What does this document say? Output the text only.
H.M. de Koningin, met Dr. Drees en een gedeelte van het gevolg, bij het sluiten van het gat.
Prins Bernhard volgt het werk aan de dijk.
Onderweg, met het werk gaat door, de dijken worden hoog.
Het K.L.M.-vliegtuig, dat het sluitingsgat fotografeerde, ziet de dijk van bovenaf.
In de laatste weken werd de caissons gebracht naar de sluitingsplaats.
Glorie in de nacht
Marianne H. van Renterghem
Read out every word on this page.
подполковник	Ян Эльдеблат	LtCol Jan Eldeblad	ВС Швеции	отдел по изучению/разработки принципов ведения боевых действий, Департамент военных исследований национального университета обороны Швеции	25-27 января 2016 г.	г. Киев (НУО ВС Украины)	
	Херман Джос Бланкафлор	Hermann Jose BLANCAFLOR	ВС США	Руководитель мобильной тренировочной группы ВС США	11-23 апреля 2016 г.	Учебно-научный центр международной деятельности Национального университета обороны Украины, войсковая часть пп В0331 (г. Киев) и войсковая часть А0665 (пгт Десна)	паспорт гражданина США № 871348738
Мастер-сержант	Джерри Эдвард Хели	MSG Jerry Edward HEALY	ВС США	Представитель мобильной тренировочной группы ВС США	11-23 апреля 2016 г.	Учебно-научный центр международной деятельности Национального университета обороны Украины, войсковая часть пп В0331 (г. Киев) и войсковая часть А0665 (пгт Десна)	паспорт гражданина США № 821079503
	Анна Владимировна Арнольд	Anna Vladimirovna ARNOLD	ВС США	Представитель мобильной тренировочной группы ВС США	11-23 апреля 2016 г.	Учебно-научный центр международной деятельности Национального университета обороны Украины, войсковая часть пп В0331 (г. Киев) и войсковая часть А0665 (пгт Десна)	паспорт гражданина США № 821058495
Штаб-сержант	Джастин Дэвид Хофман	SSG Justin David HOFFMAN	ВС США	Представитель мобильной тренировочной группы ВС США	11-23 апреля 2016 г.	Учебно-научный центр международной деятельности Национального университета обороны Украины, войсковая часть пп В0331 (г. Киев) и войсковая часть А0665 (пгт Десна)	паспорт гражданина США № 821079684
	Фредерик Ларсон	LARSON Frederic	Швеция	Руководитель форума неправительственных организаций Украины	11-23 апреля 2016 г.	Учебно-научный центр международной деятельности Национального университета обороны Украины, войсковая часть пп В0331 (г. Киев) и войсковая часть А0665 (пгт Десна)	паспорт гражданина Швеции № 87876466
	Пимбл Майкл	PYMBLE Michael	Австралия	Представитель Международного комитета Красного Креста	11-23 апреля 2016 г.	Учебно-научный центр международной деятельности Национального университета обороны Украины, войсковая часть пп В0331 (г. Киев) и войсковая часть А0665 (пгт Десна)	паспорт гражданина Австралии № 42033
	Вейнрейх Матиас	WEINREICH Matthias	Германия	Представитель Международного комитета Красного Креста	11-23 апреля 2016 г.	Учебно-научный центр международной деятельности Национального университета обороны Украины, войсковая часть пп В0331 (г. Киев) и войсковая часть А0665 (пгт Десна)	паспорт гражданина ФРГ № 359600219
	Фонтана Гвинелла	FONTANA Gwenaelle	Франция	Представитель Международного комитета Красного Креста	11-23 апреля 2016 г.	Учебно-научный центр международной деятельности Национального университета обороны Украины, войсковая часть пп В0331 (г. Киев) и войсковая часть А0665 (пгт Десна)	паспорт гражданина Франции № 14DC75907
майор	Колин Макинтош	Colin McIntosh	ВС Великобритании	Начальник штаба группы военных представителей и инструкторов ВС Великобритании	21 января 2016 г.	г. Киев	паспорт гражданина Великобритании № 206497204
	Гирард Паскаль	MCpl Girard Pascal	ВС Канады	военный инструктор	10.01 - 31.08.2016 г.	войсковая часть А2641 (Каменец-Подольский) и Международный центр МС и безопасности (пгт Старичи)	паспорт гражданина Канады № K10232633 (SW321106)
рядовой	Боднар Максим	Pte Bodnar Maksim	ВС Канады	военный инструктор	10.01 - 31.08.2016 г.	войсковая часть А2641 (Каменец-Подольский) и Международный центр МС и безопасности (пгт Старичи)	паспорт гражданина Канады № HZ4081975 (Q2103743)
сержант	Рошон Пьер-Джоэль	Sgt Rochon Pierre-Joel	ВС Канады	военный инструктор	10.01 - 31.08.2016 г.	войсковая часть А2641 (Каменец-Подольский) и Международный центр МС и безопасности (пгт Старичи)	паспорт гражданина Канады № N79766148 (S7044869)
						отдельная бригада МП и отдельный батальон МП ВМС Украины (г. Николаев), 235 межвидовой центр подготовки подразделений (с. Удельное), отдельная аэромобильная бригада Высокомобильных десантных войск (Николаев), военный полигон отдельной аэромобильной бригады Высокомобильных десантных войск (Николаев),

GOAL: Produce an exact copy of every entry above.

RESPONSE TO THE EXERCISE:
What does this document say? Output the text only.
H.M. de Koningin, met Dr. Drees en een gedeelte van het gevolg, bij het sluiten van het gat.
Prins Bernhard volgt het werk aan de dijk.
Onderweg, met het werk gaat door, de dijken worden hoog.
Het K.L.M.-vliegtuig, dat het sluitingsgat fotografeerde, ziet de dijk van bovenaf.
In de laatste weken werd de caissons gebracht naar de sluitingsplaats.
Glorie in de nacht
Marianne H. van Renterghem
Read out every word on this page.
подполковник	Ян Эльдеблат	LtCol Jan Eldeblad	ВС Швеции	отдел по изучению/разработки принципов ведения боевых действий, Департамент военных исследований национального университета обороны Швеции	25-27 января 2016 г.	г. Киев (НУО ВС Украины)	
	Херман Джос Бланкафлор	Hermann Jose BLANCAFLOR	ВС США	Руководитель мобильной тренировочной группы ВС США	11-23 апреля 2016 г.	Учебно-научный центр международной деятельности Национального университета обороны Украины, войсковая часть пп В0331 (г. Киев) и войсковая часть А0665 (пгт Десна)	паспорт гражданина США № 871348738
Мастер-сержант	Джерри Эдвард Хели	MSG Jerry Edward HEALY	ВС США	Представитель мобильной тренировочной группы ВС США	11-23 апреля 2016 г.	Учебно-научный центр международной деятельности Национального университета обороны Украины, войсковая часть пп В0331 (г. Киев) и войсковая часть А0665 (пгт Десна)	паспорт гражданина США № 821079503
	Анна Владимировна Арнольд	Anna Vladimirovna ARNOLD	ВС США	Представитель мобильной тренировочной группы ВС США	11-23 апреля 2016 г.	Учебно-научный центр международной деятельности Национального университета обороны Украины, войсковая часть пп В0331 (г. Киев) и войсковая часть А0665 (пгт Десна)	паспорт гражданина США № 821058495
Штаб-сержант	Джастин Дэвид Хофман	SSG Justin David HOFFMAN	ВС США	Представитель мобильной тренировочной группы ВС США	11-23 апреля 2016 г.	Учебно-научный центр международной деятельности Национального университета обороны Украины, войсковая часть пп В0331 (г. Киев) и войсковая часть А0665 (пгт Десна)	паспорт гражданина США № 821079684
	Фредерик Ларсон	LARSON Frederic	Швеция	Руководитель форума неправительственных организаций Украины	11-23 апреля 2016 г.	Учебно-научный центр международной деятельности Национального университета обороны Украины, войсковая часть пп В0331 (г. Киев) и войсковая часть А0665 (пгт Десна)	паспорт гражданина Швеции № 87876466
	Пимбл Майкл	PYMBLE Michael	Австралия	Представитель Международного комитета Красного Креста	11-23 апреля 2016 г.	Учебно-научный центр международной деятельности Национального университета обороны Украины, войсковая часть пп В0331 (г. Киев) и войсковая часть А0665 (пгт Десна)	паспорт гражданина Австралии № 42033
	Вейнрейх Матиас	WEINREICH Matthias	Германия	Представитель Международного комитета Красного Креста	11-23 апреля 2016 г.	Учебно-научный центр международной деятельности Национального университета обороны Украины, войсковая часть пп В0331 (г. Киев) и войсковая часть А0665 (пгт Десна)	паспорт гражданина ФРГ № 359600219
	Фонтана Гвинелла	FONTANA Gwenaelle	Франция	Представитель Международного комитета Красного Креста	11-23 апреля 2016 г.	Учебно-научный центр международной деятельности Национального университета обороны Украины, войсковая часть пп В0331 (г. Киев) и войсковая часть А0665 (пгт Десна)	паспорт гражданина Франции № 14DC75907
майор	Колин Макинтош	Colin McIntosh	ВС Великобритании	Начальник штаба группы военных представителей и инструкторов ВС Великобритании	21 января 2016 г.	г. Киев	паспорт гражданина Великобритании № 206497204
	Гирард Паскаль	MCpl Girard Pascal	ВС Канады	военный инструктор	10.01 - 31.08.2016 г.	войсковая часть А2641 (Каменец-Подольский) и Международный центр МС и безопасности (пгт Старичи)	паспорт гражданина Канады № K10232633 (SW321106)
рядовой	Боднар Максим	Pte Bodnar Maksim	ВС Канады	военный инструктор	10.01 - 31.08.2016 г.	войсковая часть А2641 (Каменец-Подольский) и Международный центр МС и безопасности (пгт Старичи)	паспорт гражданина Канады № HZ4081975 (Q2103743)
сержант	Рошон Пьер-Джоэль	Sgt Rochon Pierre-Joel	ВС Канады	военный инструктор	10.01 - 31.08.2016 г.	войсковая часть А2641 (Каменец-Подольский) и Международный центр МС и безопасности (пгт Старичи)	паспорт гражданина Канады № N79766148 (S7044869)
						отдельная бригада МП и отдельный батальон МП ВМС Украины (г. Николаев), 235 межвидовой центр подготовки подразделений (с. Удельное), отдельная аэромобильная бригада Высокомобильных десантных войск (Николаев), военный полигон отдельной аэромобильной бригады Высокомобильных десантных войск (Николаев),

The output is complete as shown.